■ Written problem ■
Write out every line of the material as it stands, apart from the pictures.

Dataset items:

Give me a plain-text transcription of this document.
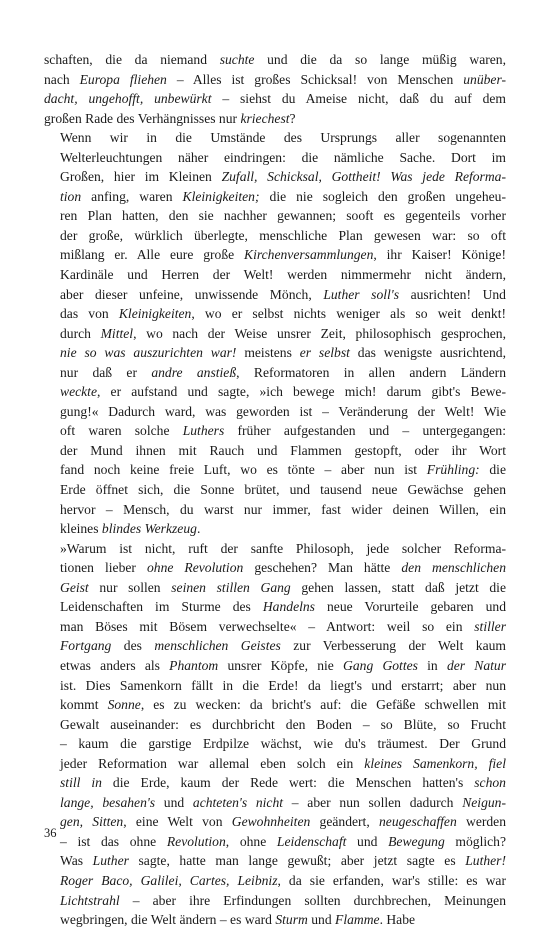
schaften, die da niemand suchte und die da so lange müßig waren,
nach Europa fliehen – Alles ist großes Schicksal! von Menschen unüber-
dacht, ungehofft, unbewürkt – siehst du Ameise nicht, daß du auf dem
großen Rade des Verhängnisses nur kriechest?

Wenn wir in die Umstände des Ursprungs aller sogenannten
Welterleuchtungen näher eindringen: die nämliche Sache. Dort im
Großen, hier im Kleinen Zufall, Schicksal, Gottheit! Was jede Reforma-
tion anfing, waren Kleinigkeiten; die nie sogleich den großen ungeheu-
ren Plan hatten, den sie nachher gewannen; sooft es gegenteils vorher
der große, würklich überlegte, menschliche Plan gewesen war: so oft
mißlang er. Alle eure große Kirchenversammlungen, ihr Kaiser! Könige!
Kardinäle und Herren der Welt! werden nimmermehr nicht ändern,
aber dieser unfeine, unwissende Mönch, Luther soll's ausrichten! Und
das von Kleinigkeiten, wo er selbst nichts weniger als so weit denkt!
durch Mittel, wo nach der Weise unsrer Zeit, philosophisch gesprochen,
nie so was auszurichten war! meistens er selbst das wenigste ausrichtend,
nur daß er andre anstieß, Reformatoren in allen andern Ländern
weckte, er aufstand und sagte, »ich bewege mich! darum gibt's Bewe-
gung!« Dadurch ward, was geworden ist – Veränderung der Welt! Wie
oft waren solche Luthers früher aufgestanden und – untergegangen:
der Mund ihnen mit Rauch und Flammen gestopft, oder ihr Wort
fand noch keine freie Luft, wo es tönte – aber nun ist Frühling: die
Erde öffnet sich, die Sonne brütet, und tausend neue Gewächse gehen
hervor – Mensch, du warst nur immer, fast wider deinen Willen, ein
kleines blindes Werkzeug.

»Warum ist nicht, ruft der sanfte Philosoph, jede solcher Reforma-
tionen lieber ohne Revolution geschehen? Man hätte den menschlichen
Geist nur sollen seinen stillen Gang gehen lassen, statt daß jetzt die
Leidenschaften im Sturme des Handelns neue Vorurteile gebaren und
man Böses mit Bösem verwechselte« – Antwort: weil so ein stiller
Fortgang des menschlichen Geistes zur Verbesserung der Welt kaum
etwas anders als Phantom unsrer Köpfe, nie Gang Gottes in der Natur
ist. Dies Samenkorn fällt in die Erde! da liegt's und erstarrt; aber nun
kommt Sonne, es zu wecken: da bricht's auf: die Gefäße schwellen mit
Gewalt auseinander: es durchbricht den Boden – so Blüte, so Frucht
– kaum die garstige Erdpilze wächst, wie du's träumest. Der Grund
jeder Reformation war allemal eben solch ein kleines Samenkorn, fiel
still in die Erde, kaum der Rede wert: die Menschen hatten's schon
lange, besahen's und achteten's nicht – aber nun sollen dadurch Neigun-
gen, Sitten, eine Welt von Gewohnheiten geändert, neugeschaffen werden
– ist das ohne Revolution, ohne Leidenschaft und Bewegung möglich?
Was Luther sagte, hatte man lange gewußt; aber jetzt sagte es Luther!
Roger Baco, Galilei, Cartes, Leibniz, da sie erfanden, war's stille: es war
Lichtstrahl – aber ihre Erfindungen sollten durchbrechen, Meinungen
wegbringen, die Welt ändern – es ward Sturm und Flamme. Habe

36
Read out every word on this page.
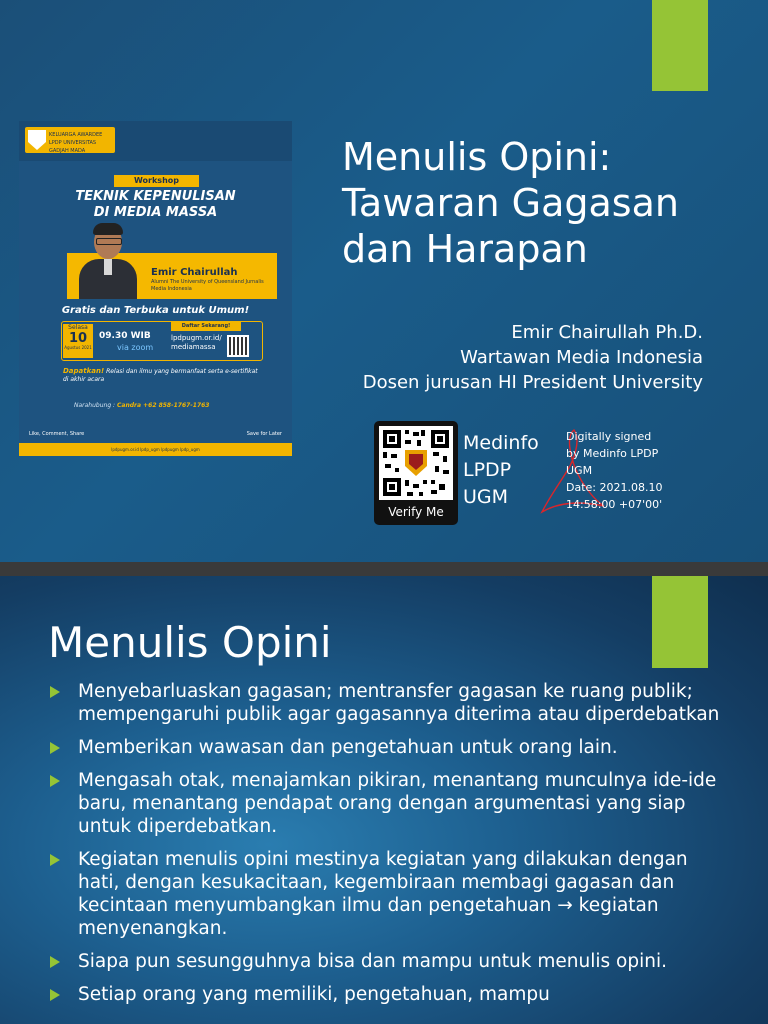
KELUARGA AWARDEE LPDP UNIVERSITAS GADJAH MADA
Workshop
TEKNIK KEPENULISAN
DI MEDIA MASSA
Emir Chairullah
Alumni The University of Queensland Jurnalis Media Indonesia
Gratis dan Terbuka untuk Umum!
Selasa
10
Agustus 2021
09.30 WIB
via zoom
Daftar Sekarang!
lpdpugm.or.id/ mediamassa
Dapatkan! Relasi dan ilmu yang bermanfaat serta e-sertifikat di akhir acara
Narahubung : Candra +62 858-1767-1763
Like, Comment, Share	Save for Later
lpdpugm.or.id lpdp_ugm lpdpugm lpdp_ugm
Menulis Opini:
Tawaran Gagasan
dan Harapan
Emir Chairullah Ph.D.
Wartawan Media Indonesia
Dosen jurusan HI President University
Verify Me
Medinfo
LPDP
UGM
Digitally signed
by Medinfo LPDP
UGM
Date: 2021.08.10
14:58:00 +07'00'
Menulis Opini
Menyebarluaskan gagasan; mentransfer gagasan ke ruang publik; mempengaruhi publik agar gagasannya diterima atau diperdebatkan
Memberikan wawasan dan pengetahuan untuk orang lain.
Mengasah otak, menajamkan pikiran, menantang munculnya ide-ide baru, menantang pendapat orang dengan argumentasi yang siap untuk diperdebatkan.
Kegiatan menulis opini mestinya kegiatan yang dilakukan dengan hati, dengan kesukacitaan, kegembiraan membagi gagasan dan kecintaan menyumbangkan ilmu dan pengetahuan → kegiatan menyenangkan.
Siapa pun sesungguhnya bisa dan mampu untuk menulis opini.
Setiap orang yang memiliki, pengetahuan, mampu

■ Correct answer ■
Give me a plain-text transcription of this document.
schaften, die da niemand suchte und die da so lange müßig waren,
nach Europa fliehen – Alles ist großes Schicksal! von Menschen unüber-
dacht, ungehofft, unbewürkt – siehst du Ameise nicht, daß du auf dem
großen Rade des Verhängnisses nur kriechest?

Wenn wir in die Umstände des Ursprungs aller sogenannten
Welterleuchtungen näher eindringen: die nämliche Sache. Dort im
Großen, hier im Kleinen Zufall, Schicksal, Gottheit! Was jede Reforma-
tion anfing, waren Kleinigkeiten; die nie sogleich den großen ungeheu-
ren Plan hatten, den sie nachher gewannen; sooft es gegenteils vorher
der große, würklich überlegte, menschliche Plan gewesen war: so oft
mißlang er. Alle eure große Kirchenversammlungen, ihr Kaiser! Könige!
Kardinäle und Herren der Welt! werden nimmermehr nicht ändern,
aber dieser unfeine, unwissende Mönch, Luther soll's ausrichten! Und
das von Kleinigkeiten, wo er selbst nichts weniger als so weit denkt!
durch Mittel, wo nach der Weise unsrer Zeit, philosophisch gesprochen,
nie so was auszurichten war! meistens er selbst das wenigste ausrichtend,
nur daß er andre anstieß, Reformatoren in allen andern Ländern
weckte, er aufstand und sagte, »ich bewege mich! darum gibt's Bewe-
gung!« Dadurch ward, was geworden ist – Veränderung der Welt! Wie
oft waren solche Luthers früher aufgestanden und – untergegangen:
der Mund ihnen mit Rauch und Flammen gestopft, oder ihr Wort
fand noch keine freie Luft, wo es tönte – aber nun ist Frühling: die
Erde öffnet sich, die Sonne brütet, und tausend neue Gewächse gehen
hervor – Mensch, du warst nur immer, fast wider deinen Willen, ein
kleines blindes Werkzeug.

»Warum ist nicht, ruft der sanfte Philosoph, jede solcher Reforma-
tionen lieber ohne Revolution geschehen? Man hätte den menschlichen
Geist nur sollen seinen stillen Gang gehen lassen, statt daß jetzt die
Leidenschaften im Sturme des Handelns neue Vorurteile gebaren und
man Böses mit Bösem verwechselte« – Antwort: weil so ein stiller
Fortgang des menschlichen Geistes zur Verbesserung der Welt kaum
etwas anders als Phantom unsrer Köpfe, nie Gang Gottes in der Natur
ist. Dies Samenkorn fällt in die Erde! da liegt's und erstarrt; aber nun
kommt Sonne, es zu wecken: da bricht's auf: die Gefäße schwellen mit
Gewalt auseinander: es durchbricht den Boden – so Blüte, so Frucht
– kaum die garstige Erdpilze wächst, wie du's träumest. Der Grund
jeder Reformation war allemal eben solch ein kleines Samenkorn, fiel
still in die Erde, kaum der Rede wert: die Menschen hatten's schon
lange, besahen's und achteten's nicht – aber nun sollen dadurch Neigun-
gen, Sitten, eine Welt von Gewohnheiten geändert, neugeschaffen werden
– ist das ohne Revolution, ohne Leidenschaft und Bewegung möglich?
Was Luther sagte, hatte man lange gewußt; aber jetzt sagte es Luther!
Roger Baco, Galilei, Cartes, Leibniz, da sie erfanden, war's stille: es war
Lichtstrahl – aber ihre Erfindungen sollten durchbrechen, Meinungen
wegbringen, die Welt ändern – es ward Sturm und Flamme. Habe

36
Read out every word on this page.
KELUARGA AWARDEE LPDP UNIVERSITAS GADJAH MADA
Workshop
TEKNIK KEPENULISAN
DI MEDIA MASSA
Emir Chairullah
Alumni The University of Queensland Jurnalis Media Indonesia
Gratis dan Terbuka untuk Umum!
Selasa
10
Agustus 2021
09.30 WIB
via zoom
Daftar Sekarang!
lpdpugm.or.id/ mediamassa
Dapatkan! Relasi dan ilmu yang bermanfaat serta e-sertifikat di akhir acara
Narahubung : Candra +62 858-1767-1763
Like, Comment, Share	Save for Later
lpdpugm.or.id lpdp_ugm lpdpugm lpdp_ugm
Menulis Opini:
Tawaran Gagasan
dan Harapan
Emir Chairullah Ph.D.
Wartawan Media Indonesia
Dosen jurusan HI President University
Verify Me
Medinfo
LPDP
UGM
Digitally signed
by Medinfo LPDP
UGM
Date: 2021.08.10
14:58:00 +07'00'
Menulis Opini
Menyebarluaskan gagasan; mentransfer gagasan ke ruang publik; mempengaruhi publik agar gagasannya diterima atau diperdebatkan
Memberikan wawasan dan pengetahuan untuk orang lain.
Mengasah otak, menajamkan pikiran, menantang munculnya ide-ide baru, menantang pendapat orang dengan argumentasi yang siap untuk diperdebatkan.
Kegiatan menulis opini mestinya kegiatan yang dilakukan dengan hati, dengan kesukacitaan, kegembiraan membagi gagasan dan kecintaan menyumbangkan ilmu dan pengetahuan → kegiatan menyenangkan.
Siapa pun sesungguhnya bisa dan mampu untuk menulis opini.
Setiap orang yang memiliki, pengetahuan, mampu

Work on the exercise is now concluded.